>> Start
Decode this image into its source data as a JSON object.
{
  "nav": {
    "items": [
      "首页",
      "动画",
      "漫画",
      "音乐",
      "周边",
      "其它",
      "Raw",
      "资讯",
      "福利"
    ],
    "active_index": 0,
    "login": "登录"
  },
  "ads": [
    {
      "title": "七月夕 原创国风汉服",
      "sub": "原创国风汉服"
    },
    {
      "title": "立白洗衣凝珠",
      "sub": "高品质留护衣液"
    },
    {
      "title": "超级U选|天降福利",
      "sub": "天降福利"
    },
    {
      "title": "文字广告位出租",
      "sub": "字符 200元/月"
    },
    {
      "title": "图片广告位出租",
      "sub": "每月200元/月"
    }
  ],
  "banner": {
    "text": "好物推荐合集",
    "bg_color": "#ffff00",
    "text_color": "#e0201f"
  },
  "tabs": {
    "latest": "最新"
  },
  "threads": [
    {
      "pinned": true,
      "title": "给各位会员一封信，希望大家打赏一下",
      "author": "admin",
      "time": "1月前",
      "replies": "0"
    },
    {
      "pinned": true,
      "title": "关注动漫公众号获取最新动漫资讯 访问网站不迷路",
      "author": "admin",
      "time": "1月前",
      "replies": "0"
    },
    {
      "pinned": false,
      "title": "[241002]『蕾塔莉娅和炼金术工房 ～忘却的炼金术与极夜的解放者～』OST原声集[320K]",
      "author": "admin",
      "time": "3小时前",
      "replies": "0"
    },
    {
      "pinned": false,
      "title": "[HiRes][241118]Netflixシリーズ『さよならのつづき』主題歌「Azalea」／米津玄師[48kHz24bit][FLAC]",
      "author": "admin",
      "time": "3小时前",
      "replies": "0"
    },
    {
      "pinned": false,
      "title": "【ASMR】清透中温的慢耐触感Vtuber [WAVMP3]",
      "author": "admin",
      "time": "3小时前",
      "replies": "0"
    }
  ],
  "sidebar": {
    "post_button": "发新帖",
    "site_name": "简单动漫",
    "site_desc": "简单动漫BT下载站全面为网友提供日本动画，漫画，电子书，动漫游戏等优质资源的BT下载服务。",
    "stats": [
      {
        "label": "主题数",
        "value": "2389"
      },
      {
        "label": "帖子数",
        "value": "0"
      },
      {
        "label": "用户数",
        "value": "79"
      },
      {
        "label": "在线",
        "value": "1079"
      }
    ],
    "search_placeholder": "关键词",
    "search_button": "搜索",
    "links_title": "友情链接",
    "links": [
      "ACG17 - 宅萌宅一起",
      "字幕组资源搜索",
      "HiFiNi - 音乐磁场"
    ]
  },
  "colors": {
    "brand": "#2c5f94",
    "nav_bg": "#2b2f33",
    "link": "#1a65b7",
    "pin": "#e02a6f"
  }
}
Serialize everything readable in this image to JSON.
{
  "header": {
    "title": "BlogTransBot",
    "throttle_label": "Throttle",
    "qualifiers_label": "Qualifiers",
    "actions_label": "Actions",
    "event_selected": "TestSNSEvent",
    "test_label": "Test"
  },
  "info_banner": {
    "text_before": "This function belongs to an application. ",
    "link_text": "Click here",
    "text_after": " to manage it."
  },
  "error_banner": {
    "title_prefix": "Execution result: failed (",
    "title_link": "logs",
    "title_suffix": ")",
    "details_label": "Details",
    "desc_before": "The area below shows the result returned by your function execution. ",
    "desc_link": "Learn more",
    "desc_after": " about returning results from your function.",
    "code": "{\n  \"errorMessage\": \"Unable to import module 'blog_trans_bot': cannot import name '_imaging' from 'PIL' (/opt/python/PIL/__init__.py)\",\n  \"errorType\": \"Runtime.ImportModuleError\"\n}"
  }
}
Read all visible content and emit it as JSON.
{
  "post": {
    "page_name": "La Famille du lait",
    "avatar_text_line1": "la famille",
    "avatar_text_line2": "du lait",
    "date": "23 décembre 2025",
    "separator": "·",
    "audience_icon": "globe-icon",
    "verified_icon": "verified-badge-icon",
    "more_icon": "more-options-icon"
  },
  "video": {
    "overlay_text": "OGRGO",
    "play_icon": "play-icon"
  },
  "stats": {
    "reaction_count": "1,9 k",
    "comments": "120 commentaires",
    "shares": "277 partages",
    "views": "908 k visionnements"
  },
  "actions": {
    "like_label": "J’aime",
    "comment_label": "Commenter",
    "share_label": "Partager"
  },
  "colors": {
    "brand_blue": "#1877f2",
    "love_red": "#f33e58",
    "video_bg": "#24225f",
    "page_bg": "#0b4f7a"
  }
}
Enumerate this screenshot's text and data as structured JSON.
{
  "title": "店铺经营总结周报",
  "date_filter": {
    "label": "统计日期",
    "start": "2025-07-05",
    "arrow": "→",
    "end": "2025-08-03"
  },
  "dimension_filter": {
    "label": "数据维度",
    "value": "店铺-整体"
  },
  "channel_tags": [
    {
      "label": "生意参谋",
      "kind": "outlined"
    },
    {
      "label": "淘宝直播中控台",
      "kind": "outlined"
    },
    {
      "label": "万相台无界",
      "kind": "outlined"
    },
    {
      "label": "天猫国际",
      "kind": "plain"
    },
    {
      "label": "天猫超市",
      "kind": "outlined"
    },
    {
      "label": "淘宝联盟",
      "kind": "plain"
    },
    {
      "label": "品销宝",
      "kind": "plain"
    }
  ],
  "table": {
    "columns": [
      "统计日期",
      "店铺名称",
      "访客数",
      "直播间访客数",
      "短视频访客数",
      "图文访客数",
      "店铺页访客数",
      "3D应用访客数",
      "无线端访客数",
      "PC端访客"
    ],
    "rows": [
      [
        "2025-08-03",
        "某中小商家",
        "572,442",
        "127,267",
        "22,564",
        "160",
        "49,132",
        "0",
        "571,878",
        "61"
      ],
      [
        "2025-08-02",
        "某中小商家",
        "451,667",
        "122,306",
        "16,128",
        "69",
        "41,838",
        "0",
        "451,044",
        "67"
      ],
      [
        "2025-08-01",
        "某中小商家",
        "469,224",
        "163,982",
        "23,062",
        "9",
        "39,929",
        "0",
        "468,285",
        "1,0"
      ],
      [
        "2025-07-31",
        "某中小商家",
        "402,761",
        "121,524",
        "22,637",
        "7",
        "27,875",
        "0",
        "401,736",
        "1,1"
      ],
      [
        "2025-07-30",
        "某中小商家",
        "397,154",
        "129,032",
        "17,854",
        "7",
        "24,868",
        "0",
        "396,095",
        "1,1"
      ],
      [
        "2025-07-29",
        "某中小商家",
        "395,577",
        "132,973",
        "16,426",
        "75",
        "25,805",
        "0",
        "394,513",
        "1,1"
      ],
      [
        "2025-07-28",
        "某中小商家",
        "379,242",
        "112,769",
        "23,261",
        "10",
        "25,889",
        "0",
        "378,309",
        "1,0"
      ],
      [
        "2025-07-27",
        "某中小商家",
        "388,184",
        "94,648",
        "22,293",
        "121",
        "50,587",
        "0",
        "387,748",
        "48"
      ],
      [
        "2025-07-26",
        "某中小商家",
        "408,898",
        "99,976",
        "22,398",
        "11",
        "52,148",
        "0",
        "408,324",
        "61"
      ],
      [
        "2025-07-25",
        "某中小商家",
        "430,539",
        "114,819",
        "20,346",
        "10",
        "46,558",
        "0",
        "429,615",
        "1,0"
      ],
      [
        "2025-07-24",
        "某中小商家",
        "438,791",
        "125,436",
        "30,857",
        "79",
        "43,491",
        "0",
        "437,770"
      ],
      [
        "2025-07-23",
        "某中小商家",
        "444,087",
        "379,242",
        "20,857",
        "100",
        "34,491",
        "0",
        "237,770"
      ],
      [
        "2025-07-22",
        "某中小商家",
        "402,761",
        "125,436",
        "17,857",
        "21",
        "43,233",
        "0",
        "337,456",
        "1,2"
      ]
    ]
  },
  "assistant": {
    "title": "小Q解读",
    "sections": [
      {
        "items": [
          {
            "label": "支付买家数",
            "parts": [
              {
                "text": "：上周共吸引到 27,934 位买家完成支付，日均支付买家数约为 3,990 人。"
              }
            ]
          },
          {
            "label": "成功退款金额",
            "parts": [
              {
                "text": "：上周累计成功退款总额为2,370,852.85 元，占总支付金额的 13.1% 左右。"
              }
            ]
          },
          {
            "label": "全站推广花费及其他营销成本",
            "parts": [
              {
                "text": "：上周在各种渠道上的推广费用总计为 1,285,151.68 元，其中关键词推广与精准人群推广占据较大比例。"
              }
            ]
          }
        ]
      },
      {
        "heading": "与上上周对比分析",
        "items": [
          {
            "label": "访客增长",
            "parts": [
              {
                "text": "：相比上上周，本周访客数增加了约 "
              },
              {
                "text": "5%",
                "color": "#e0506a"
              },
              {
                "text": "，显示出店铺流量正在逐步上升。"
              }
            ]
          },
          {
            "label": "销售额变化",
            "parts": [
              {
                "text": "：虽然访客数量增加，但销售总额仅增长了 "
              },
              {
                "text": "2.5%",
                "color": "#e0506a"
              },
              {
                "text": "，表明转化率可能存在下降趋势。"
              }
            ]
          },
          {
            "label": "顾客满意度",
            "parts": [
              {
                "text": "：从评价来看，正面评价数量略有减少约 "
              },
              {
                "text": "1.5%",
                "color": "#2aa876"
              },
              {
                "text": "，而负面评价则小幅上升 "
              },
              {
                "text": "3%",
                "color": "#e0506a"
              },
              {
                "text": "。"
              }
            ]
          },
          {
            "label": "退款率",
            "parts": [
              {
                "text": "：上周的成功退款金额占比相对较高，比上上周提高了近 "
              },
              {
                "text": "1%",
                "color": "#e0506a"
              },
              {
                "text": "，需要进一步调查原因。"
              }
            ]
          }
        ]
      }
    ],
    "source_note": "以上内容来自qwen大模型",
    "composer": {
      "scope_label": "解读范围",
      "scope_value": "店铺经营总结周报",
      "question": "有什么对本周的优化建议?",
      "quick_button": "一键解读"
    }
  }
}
>> End
PROBLEM REQUIREMENTS:
Gather every line containing the word "data" and copy it.

WRITTEN SOLUTION:
Decode this image into its source data as a JSON object.
Enumerate this screenshot's text and data as structured JSON.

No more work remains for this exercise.